• GIVEN INSTRUCTION
Pick up the forum thread about DLSS and FSR frame generation after its final sentence and continue it in the same style.

• QUOTED TEXT
↓↓↓
What you're calling 'predictive' is called extrapolation. No one is using it yet.
Double/tripple buffering has nothing to do with this topic.
kalirion Jan 11, 2024 @ 11:39am 
My understanding of DLSS 3, and possibly FSR 3, framegen was that they are predictive. That's why in DLSS 3 you can get weird results if you turn around too quickly, for example, as that's not something that the AI could predict.

If you just interpolate two frames to insert a new one between them, why would having access to the vectors and whatnot even help.

Edit: https://www.makeuseof.com/what-is-dlss-3-can-you-use-on-existing-hardware/

So just like DLSS, DLSS 3 uses tensor cores to increase the resolution of the frames, but it also has special optical flow accelerators which help the GPU predict frames. To predict the frames, the optical flow accelerator gets several high-resolution data frames generated by DLSS. The optical flow accelerator then uses this data to generate the optical flow field.
Last edited by kalirion; Jan 11, 2024 @ 11:52am
(ノ°□°)ノ  [developer] Jan 11, 2024 @ 12:10pm 
Originally posted by kalirion:
My understanding of DLSS 3, and possibly FSR 3, framegen was that they are predictive.
No, they are not.
For FSR 3 you can read about here: https://gpuopen.com/fsr3-in-games-technical-details/
They show it's pipeline and clearly state that this is interpolation and adds latency.
For DLSS you can't, for obvious reasons.
↑↑↑
• DATA EXTRACT
↓↓↓
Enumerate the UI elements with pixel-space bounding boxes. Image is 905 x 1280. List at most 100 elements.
↑↑↑
• EXERCISE OUTPUT
Originally posted by kalirion:
So just like DLSS, DLSS 3 uses tensor cores to increase the resolution of the frames, but it also has special optical flow accelerators which help the GPU predict frames. To predict the frames, the optical flow accelerator gets several high-resolution data frames generated by DLSS. The optical flow accelerator then uses this data to generate the optical flow field.
The fact that they used the word "predict" doesn't mean what you think. The creation of an intermediate frame is also a prediction because it never existed. Then they say it uses an optical flow accelerator to generate an optical flow field from multiple frames. That means it generates it BETWEEN those multiple frames, because you can't generate optical flow from a frame to a unseen frame.
d0x360 Jan 11, 2024 @ 2:54pm 
Nvidia is full of crap in regards to it's actual requirements which is made very clear by the fact that you can easily mod FSR frame gen into a game on Nvidia GPUs and it's identical to Nvidia frame gen in every way as is modding dlss frame gen into a game that only has FSR frame gen. Zero difference in quality regardless of fast moving or not.

Nvidia is using terms to be deceptive in an attempt to get people to upgrade to the 4000 series when they may not actually need to do so based on their needs.

If so was actually used to analyze and generate the frame then it's processing would be done by the tensor core which would in turn break fsr frame gen injection.
MisterEdd Jan 12, 2024 @ 5:48pm 
Originally posted by d0x360:
Nvidia is full of crap in regards to it's actual requirements which is made very clear by the fact that you can easily mod FSR frame gen into a game on Nvidia GPUs and it's identical to Nvidia frame gen in every way as is modding dlss frame gen into a game that only has FSR frame gen. Zero difference in quality regardless of fast moving or not.

Nvidia is using terms to be deceptive in an attempt to get people to upgrade to the 4000 series when they may not actually need to do so based on their needs.

If so was actually used to analyze and generate the frame then it's processing would be done by the tensor core which would in turn break fsr frame gen injection.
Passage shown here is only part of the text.